## [WORK TO COMPLETE]
Rewrite the listing below, replacing each occurrence of "annotation" with "note" and leaving everything else unchanged.

## [EXERCISE DATA]
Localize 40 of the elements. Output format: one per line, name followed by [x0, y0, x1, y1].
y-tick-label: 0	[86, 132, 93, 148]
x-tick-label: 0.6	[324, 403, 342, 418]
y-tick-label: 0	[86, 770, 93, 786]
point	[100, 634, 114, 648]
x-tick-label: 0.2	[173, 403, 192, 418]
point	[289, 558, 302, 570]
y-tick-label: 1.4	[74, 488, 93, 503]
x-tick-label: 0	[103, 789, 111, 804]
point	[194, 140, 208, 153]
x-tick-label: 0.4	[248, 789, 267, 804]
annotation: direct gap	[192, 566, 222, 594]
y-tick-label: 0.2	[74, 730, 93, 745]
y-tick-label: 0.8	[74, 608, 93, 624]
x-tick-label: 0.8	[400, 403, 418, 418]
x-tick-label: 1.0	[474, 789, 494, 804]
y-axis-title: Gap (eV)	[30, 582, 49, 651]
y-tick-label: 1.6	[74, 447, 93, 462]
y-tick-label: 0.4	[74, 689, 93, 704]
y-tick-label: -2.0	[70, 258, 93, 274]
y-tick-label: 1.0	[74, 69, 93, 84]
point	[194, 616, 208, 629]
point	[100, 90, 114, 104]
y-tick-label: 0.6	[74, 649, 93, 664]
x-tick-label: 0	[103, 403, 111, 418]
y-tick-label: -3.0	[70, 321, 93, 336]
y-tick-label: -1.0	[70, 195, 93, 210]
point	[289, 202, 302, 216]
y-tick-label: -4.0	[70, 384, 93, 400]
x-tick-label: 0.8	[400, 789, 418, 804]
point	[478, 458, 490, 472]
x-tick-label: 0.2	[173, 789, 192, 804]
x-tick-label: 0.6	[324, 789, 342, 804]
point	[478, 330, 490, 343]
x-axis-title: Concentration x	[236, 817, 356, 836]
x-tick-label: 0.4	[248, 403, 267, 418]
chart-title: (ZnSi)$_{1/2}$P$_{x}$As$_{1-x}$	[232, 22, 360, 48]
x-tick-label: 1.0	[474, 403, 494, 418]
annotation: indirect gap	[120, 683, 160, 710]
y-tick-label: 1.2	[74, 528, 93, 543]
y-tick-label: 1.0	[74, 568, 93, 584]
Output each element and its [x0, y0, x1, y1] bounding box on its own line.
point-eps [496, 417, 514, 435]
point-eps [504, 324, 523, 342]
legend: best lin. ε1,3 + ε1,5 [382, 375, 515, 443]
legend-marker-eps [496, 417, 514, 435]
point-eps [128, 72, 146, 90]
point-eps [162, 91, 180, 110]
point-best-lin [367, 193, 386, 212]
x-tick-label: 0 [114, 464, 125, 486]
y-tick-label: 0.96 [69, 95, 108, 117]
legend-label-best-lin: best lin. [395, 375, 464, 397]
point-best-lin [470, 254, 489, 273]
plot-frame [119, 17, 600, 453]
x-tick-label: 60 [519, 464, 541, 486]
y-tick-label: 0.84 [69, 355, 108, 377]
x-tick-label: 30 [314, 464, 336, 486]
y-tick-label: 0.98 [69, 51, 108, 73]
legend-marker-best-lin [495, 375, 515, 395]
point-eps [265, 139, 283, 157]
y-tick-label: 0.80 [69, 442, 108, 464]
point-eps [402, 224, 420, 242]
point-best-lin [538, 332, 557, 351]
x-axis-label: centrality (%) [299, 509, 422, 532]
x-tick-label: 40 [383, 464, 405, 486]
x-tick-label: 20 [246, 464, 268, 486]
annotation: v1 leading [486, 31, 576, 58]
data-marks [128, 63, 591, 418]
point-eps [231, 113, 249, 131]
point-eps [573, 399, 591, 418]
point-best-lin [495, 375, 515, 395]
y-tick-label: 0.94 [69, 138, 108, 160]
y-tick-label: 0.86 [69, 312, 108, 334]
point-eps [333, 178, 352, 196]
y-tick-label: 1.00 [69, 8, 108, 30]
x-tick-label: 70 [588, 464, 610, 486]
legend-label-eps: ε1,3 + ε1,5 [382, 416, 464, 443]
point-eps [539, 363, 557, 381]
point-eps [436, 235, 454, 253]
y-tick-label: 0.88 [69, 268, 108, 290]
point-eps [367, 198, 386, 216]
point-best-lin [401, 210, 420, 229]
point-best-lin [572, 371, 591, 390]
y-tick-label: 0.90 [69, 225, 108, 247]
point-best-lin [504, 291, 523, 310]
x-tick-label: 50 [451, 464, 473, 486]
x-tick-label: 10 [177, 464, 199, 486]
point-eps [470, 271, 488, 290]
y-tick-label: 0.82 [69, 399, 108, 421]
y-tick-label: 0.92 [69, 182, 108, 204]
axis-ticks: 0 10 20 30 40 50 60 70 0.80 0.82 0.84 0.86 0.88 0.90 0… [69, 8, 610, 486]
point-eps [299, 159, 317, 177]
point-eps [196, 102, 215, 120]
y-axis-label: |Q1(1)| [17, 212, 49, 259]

## [EXERCISE SOLUTION]
Localize 40 of the elements. Output format: one per line, name followed by [x0, y0, x1, y1].
y-tick-label: 0	[86, 132, 93, 148]
x-tick-label: 0.6	[324, 403, 342, 418]
y-tick-label: 0	[86, 770, 93, 786]
point	[100, 634, 114, 648]
x-tick-label: 0.2	[173, 403, 192, 418]
point	[289, 558, 302, 570]
y-tick-label: 1.4	[74, 488, 93, 503]
x-tick-label: 0	[103, 789, 111, 804]
point	[194, 140, 208, 153]
x-tick-label: 0.4	[248, 789, 267, 804]
note: direct gap	[192, 566, 222, 594]
y-tick-label: 0.2	[74, 730, 93, 745]
y-tick-label: 0.8	[74, 608, 93, 624]
x-tick-label: 0.8	[400, 403, 418, 418]
x-tick-label: 1.0	[474, 789, 494, 804]
y-axis-title: Gap (eV)	[30, 582, 49, 651]
y-tick-label: 1.6	[74, 447, 93, 462]
y-tick-label: 0.4	[74, 689, 93, 704]
y-tick-label: -2.0	[70, 258, 93, 274]
y-tick-label: 1.0	[74, 69, 93, 84]
point	[194, 616, 208, 629]
point	[100, 90, 114, 104]
y-tick-label: 0.6	[74, 649, 93, 664]
x-tick-label: 0	[103, 403, 111, 418]
y-tick-label: -3.0	[70, 321, 93, 336]
y-tick-label: -1.0	[70, 195, 93, 210]
point	[289, 202, 302, 216]
y-tick-label: -4.0	[70, 384, 93, 400]
x-tick-label: 0.8	[400, 789, 418, 804]
point	[478, 458, 490, 472]
x-tick-label: 0.2	[173, 789, 192, 804]
x-tick-label: 0.6	[324, 789, 342, 804]
point	[478, 330, 490, 343]
x-axis-title: Concentration x	[236, 817, 356, 836]
x-tick-label: 0.4	[248, 403, 267, 418]
chart-title: (ZnSi)$_{1/2}$P$_{x}$As$_{1-x}$	[232, 22, 360, 48]
x-tick-label: 1.0	[474, 403, 494, 418]
note: indirect gap	[120, 683, 160, 710]
y-tick-label: 1.2	[74, 528, 93, 543]
y-tick-label: 1.0	[74, 568, 93, 584]
Output each element and its [x0, y0, x1, y1] bounding box on its own line.
point-eps [496, 417, 514, 435]
point-eps [504, 324, 523, 342]
legend: best lin. ε1,3 + ε1,5 [382, 375, 515, 443]
legend-marker-eps [496, 417, 514, 435]
point-eps [128, 72, 146, 90]
point-eps [162, 91, 180, 110]
point-best-lin [367, 193, 386, 212]
x-tick-label: 0 [114, 464, 125, 486]
y-tick-label: 0.96 [69, 95, 108, 117]
legend-label-best-lin: best lin. [395, 375, 464, 397]
point-best-lin [470, 254, 489, 273]
plot-frame [119, 17, 600, 453]
x-tick-label: 60 [519, 464, 541, 486]
y-tick-label: 0.84 [69, 355, 108, 377]
x-tick-label: 30 [314, 464, 336, 486]
y-tick-label: 0.98 [69, 51, 108, 73]
legend-marker-best-lin [495, 375, 515, 395]
point-eps [265, 139, 283, 157]
y-tick-label: 0.80 [69, 442, 108, 464]
point-eps [402, 224, 420, 242]
point-best-lin [538, 332, 557, 351]
x-axis-label: centrality (%) [299, 509, 422, 532]
x-tick-label: 40 [383, 464, 405, 486]
x-tick-label: 20 [246, 464, 268, 486]
note: v1 leading [486, 31, 576, 58]
data-marks [128, 63, 591, 418]
point-eps [231, 113, 249, 131]
point-eps [573, 399, 591, 418]
point-best-lin [495, 375, 515, 395]
y-tick-label: 0.94 [69, 138, 108, 160]
y-tick-label: 0.86 [69, 312, 108, 334]
point-eps [333, 178, 352, 196]
y-tick-label: 1.00 [69, 8, 108, 30]
x-tick-label: 70 [588, 464, 610, 486]
legend-label-eps: ε1,3 + ε1,5 [382, 416, 464, 443]
point-eps [539, 363, 557, 381]
point-eps [436, 235, 454, 253]
y-tick-label: 0.88 [69, 268, 108, 290]
point-eps [367, 198, 386, 216]
point-best-lin [401, 210, 420, 229]
point-best-lin [572, 371, 591, 390]
y-tick-label: 0.90 [69, 225, 108, 247]
point-best-lin [504, 291, 523, 310]
x-tick-label: 50 [451, 464, 473, 486]
x-tick-label: 10 [177, 464, 199, 486]
point-eps [470, 271, 488, 290]
y-tick-label: 0.82 [69, 399, 108, 421]
y-tick-label: 0.92 [69, 182, 108, 204]
axis-ticks: 0 10 20 30 40 50 60 70 0.80 0.82 0.84 0.86 0.88 0.90 0… [69, 8, 610, 486]
point-eps [299, 159, 317, 177]
point-eps [196, 102, 215, 120]
y-axis-label: |Q1(1)| [17, 212, 49, 259]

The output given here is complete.